Will you transcribe all the entries word for word, skipping the pictures they hold?

Record set
▬▬▬▬▬▬▬▬▬▬

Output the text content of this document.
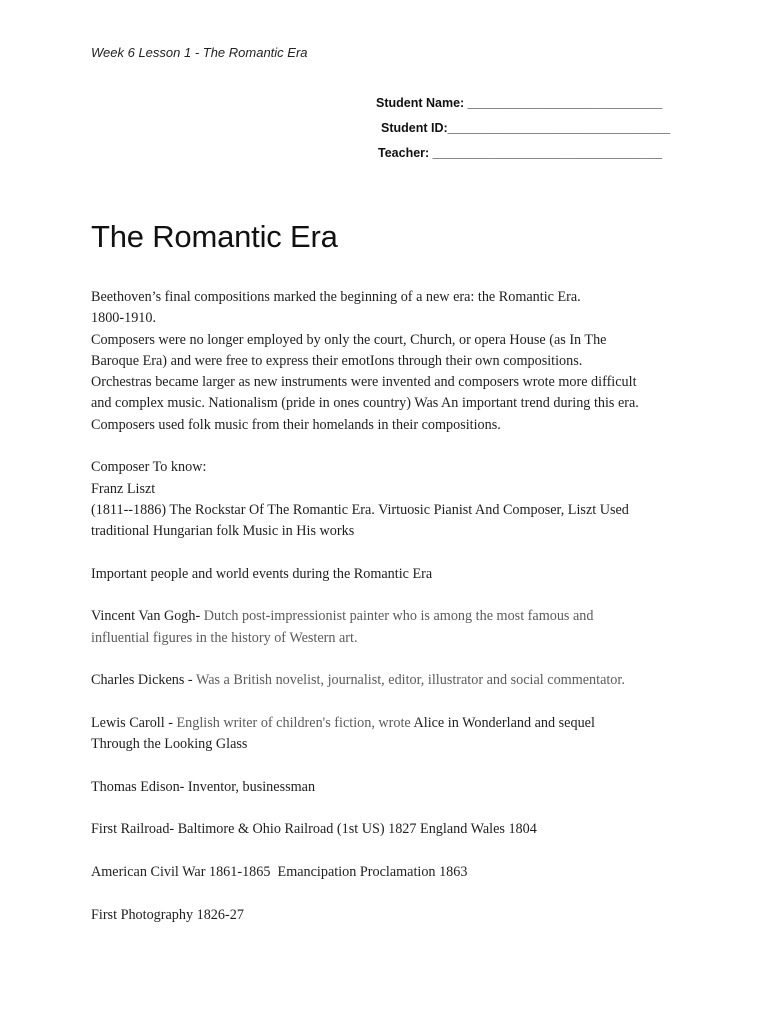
Week 6 Lesson 1 - The Romantic Era
Student Name: ____________________________
Student ID:________________________________
Teacher: _________________________________
The Romantic Era

Beethoven’s final compositions marked the beginning of a new era: the Romantic Era.

1800-1910.

Composers were no longer employed by only the court, Church, or opera House (as In The

Baroque Era) and were free to express their emotIons through their own compositions.

Orchestras became larger as new instruments were invented and composers wrote more difficult

and complex music. Nationalism (pride in ones country) Was An important trend during this era.

Composers used folk music from their homelands in their compositions.

Composer To know:

Franz Liszt

(1811--1886) The Rockstar Of The Romantic Era. Virtuosic Pianist And Composer, Liszt Used

traditional Hungarian folk Music in His works

Important people and world events during the Romantic Era

Vincent Van Gogh- Dutch post-impressionist painter who is among the most famous and

influential figures in the history of Western art.

Charles Dickens - Was a British novelist, journalist, editor, illustrator and social commentator.

Lewis Caroll - English writer of children's fiction, wrote Alice in Wonderland and sequel

Through the Looking Glass

Thomas Edison- Inventor, businessman

First Railroad- Baltimore & Ohio Railroad (1st US) 1827 England Wales 1804

American Civil War 1861-1865  Emancipation Proclamation 1863

First Photography 1826-27
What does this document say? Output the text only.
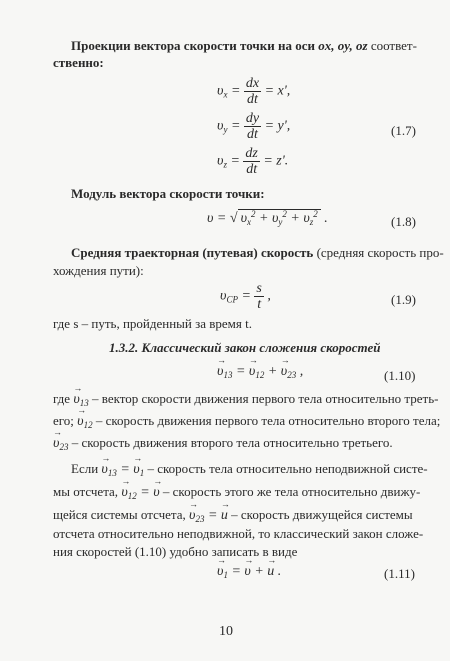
Проекции вектора скорости точки на оси ox, oy, oz соответ-
ственно:
$\upsilon_x = \frac{dx}{dt} = x'$,
$\upsilon_y = \frac{dy}{dt} = y'$,	(1.7)
$\upsilon_z = \frac{dz}{dt} = z'$.
Модуль вектора скорости точки:
υ = √ $\upsilon_x^2 + \upsilon_y^2 + \upsilon_z^2$ .	(1.8)
Средняя траекторная (путевая) скорость (средняя скорость про-
хождения пути):
$\upsilon_{CP} = \frac{s}{t}$ ,	(1.9)
где s – путь, пройденный за время t.
1.3.2. Классический закон сложения скоростей
→ $\upsilon_{13}$ = → $\upsilon_{12}$ + → $\upsilon_{23}$ ,	(1.10)
где → $\upsilon_{13}$ – вектор скорости движения первого тела относительно треть-
его; → $\upsilon_{12}$ – скорость движения первого тела относительно второго тела;
→ $\upsilon_{23}$ – скорость движения второго тела относительно третьего.
Если → $\upsilon_{13}$ = → $\upsilon_1$ – скорость тела относительно неподвижной систе-
мы отсчета, → $\upsilon_{12}$ = → υ – скорость этого же тела относительно движу-
щейся системы отсчета, → $\upsilon_{23}$ = → u – скорость движущейся системы
отсчета относительно неподвижной, то классический закон сложе-
ния скоростей (1.10) удобно записать в виде
→ $\upsilon_1$ = → υ + → u .	(1.11)
10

▬▬▬▬▬▬▬▬▬▬

Final answer
Output the text content of this document.
Week 6 Lesson 1 - The Romantic Era
Student Name: ____________________________
Student ID:________________________________
Teacher: _________________________________
The Romantic Era

Beethoven’s final compositions marked the beginning of a new era: the Romantic Era.

1800-1910.

Composers were no longer employed by only the court, Church, or opera House (as In The

Baroque Era) and were free to express their emotIons through their own compositions.

Orchestras became larger as new instruments were invented and composers wrote more difficult

and complex music. Nationalism (pride in ones country) Was An important trend during this era.

Composers used folk music from their homelands in their compositions.

Composer To know:

Franz Liszt

(1811--1886) The Rockstar Of The Romantic Era. Virtuosic Pianist And Composer, Liszt Used

traditional Hungarian folk Music in His works

Important people and world events during the Romantic Era

Vincent Van Gogh- Dutch post-impressionist painter who is among the most famous and

influential figures in the history of Western art.

Charles Dickens - Was a British novelist, journalist, editor, illustrator and social commentator.

Lewis Caroll - English writer of children's fiction, wrote Alice in Wonderland and sequel

Through the Looking Glass

Thomas Edison- Inventor, businessman

First Railroad- Baltimore & Ohio Railroad (1st US) 1827 England Wales 1804

American Civil War 1861-1865  Emancipation Proclamation 1863

First Photography 1826-27
What does this document say? Output the text only.
Проекции вектора скорости точки на оси ox, oy, oz соответ-
ственно:
$\upsilon_x = \frac{dx}{dt} = x'$,
$\upsilon_y = \frac{dy}{dt} = y'$,	(1.7)
$\upsilon_z = \frac{dz}{dt} = z'$.
Модуль вектора скорости точки:
υ = √ $\upsilon_x^2 + \upsilon_y^2 + \upsilon_z^2$ .	(1.8)
Средняя траекторная (путевая) скорость (средняя скорость про-
хождения пути):
$\upsilon_{CP} = \frac{s}{t}$ ,	(1.9)
где s – путь, пройденный за время t.
1.3.2. Классический закон сложения скоростей
→ $\upsilon_{13}$ = → $\upsilon_{12}$ + → $\upsilon_{23}$ ,	(1.10)
где → $\upsilon_{13}$ – вектор скорости движения первого тела относительно треть-
его; → $\upsilon_{12}$ – скорость движения первого тела относительно второго тела;
→ $\upsilon_{23}$ – скорость движения второго тела относительно третьего.
Если → $\upsilon_{13}$ = → $\upsilon_1$ – скорость тела относительно неподвижной систе-
мы отсчета, → $\upsilon_{12}$ = → υ – скорость этого же тела относительно движу-
щейся системы отсчета, → $\upsilon_{23}$ = → u – скорость движущейся системы
отсчета относительно неподвижной, то классический закон сложе-
ния скоростей (1.10) удобно записать в виде
→ $\upsilon_1$ = → υ + → u .	(1.11)
10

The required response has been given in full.